> Short task: Check every line below for the string "하나님은", and copy the lines that contain it.

> Raw records:
-=-=-=-=-

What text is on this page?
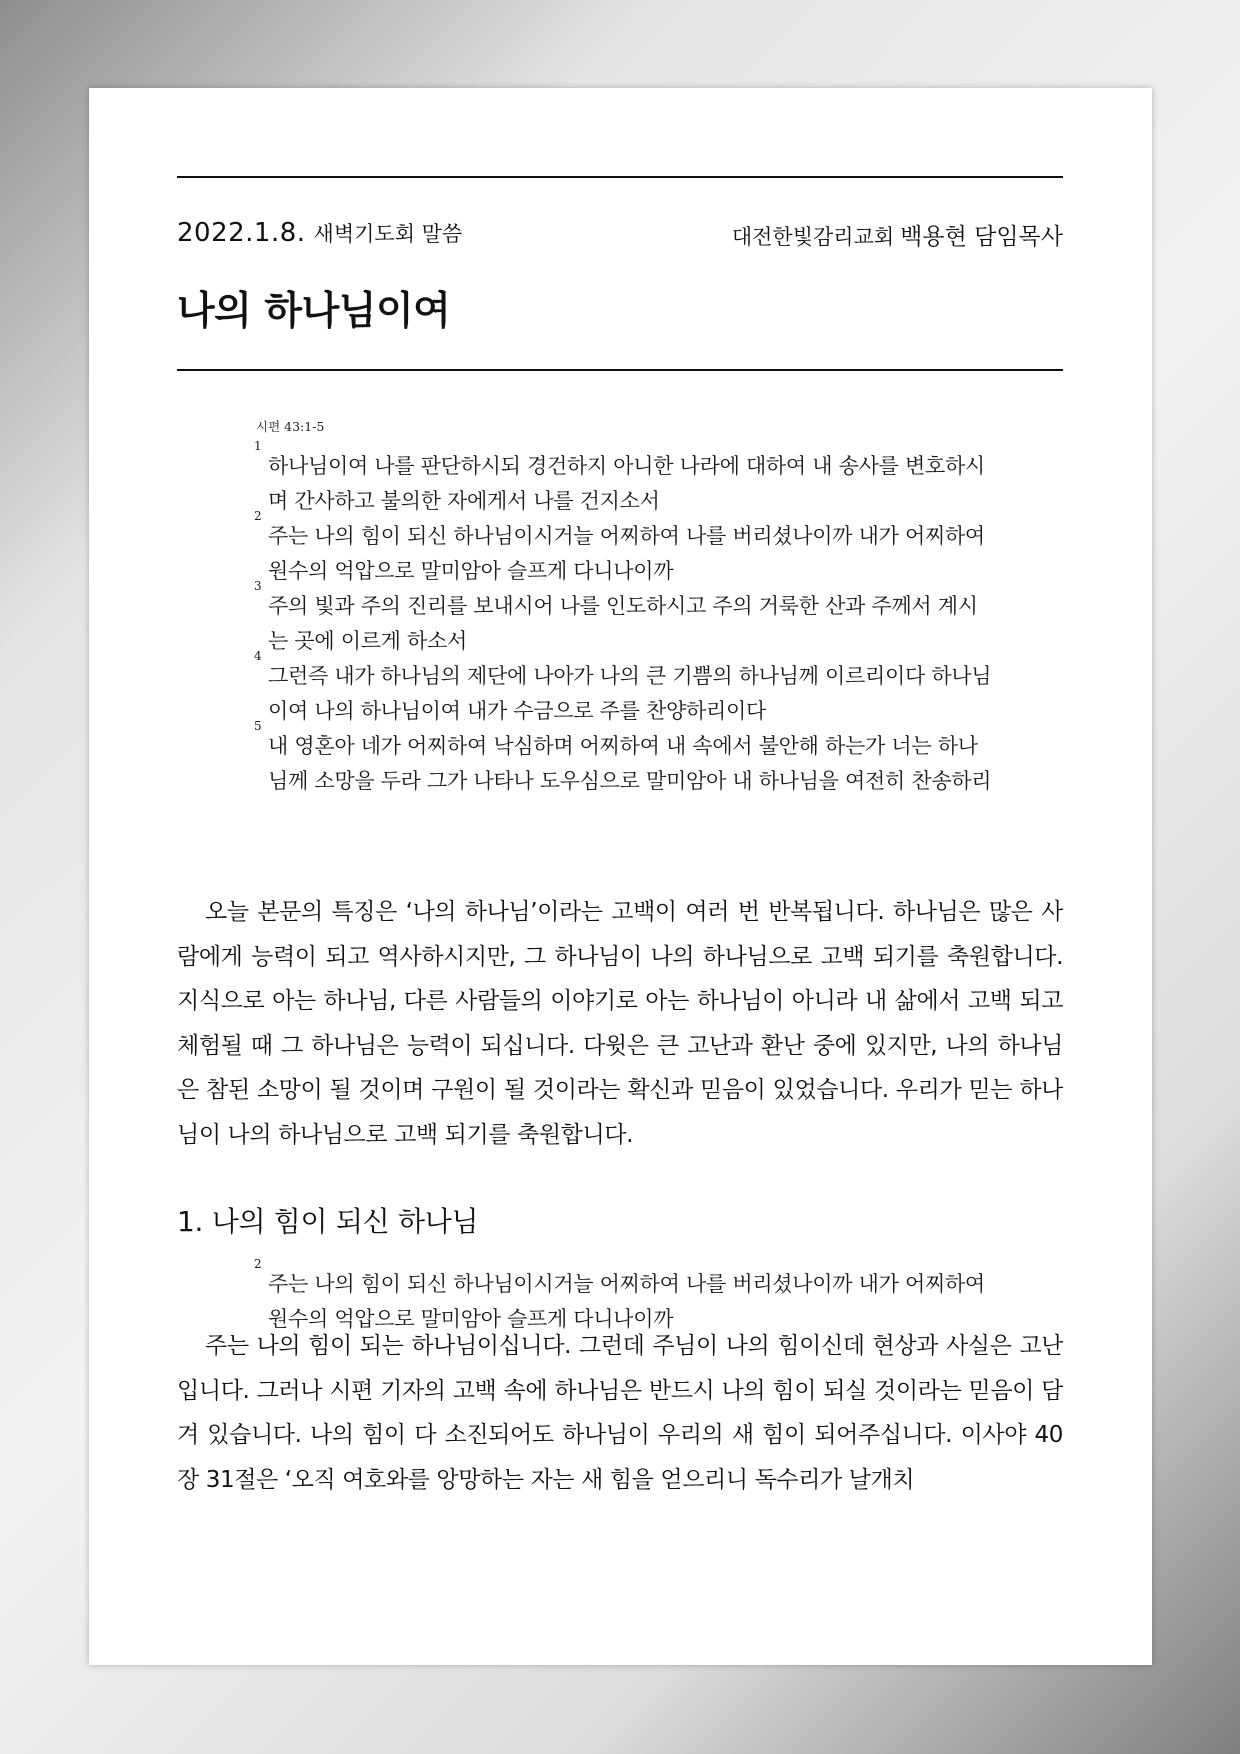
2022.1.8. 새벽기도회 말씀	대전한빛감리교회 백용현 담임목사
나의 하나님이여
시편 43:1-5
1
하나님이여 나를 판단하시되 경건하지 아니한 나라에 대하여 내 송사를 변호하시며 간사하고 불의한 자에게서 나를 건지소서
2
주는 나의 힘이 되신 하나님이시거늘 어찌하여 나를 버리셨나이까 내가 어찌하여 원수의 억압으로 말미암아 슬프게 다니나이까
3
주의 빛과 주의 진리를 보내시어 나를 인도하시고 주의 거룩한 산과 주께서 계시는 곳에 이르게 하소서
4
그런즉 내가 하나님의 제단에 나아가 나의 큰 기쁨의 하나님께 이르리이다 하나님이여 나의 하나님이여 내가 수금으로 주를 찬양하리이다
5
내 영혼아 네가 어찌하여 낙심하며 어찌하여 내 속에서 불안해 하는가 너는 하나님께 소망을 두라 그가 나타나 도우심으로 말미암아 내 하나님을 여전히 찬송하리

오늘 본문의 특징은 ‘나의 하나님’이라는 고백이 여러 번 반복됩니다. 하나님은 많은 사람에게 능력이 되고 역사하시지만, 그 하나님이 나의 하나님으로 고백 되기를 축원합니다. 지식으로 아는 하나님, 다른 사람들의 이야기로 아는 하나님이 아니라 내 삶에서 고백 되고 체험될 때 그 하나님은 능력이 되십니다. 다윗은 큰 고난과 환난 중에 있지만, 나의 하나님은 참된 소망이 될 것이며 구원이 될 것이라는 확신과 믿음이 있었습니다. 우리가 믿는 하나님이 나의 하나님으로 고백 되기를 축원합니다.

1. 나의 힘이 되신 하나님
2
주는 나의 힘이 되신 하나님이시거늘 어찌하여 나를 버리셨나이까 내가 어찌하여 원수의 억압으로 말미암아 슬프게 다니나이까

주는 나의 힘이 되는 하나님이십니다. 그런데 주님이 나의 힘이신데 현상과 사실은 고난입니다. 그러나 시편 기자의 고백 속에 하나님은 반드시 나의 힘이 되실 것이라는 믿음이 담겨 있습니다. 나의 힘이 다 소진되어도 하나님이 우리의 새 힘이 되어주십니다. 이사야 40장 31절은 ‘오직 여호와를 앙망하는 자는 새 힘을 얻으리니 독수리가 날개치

-=-=-=-=-

> Written solution:
오늘 본문의 특징은 ‘나의 하나님’이라는 고백이 여러 번 반복됩니다. 하나님은 많은 사람에게 능력이 되고 역사하시지만, 그 하나님이 나의 하나님으로 고백 되기를 축원합니다. 지식으로 아는 하나님, 다른 사람들의 이야기로 아는 하나님이 아니라 내 삶에서 고백 되고 체험될 때 그 하나님은 능력이 되십니다. 다윗은 큰 고난과 환난 중에 있지만, 나의 하나님은 참된 소망이 될 것이며 구원이 될 것이라는 확신과 믿음이 있었습니다. 우리가 믿는 하나님이 나의 하나님으로 고백 되기를 축원합니다.
주는 나의 힘이 되는 하나님이십니다. 그런데 주님이 나의 힘이신데 현상과 사실은 고난입니다. 그러나 시편 기자의 고백 속에 하나님은 반드시 나의 힘이 되실 것이라는 믿음이 담겨 있습니다. 나의 힘이 다 소진되어도 하나님이 우리의 새 힘이 되어주십니다. 이사야 40장 31절은 ‘오직 여호와를 앙망하는 자는 새 힘을 얻으리니 독수리가 날개치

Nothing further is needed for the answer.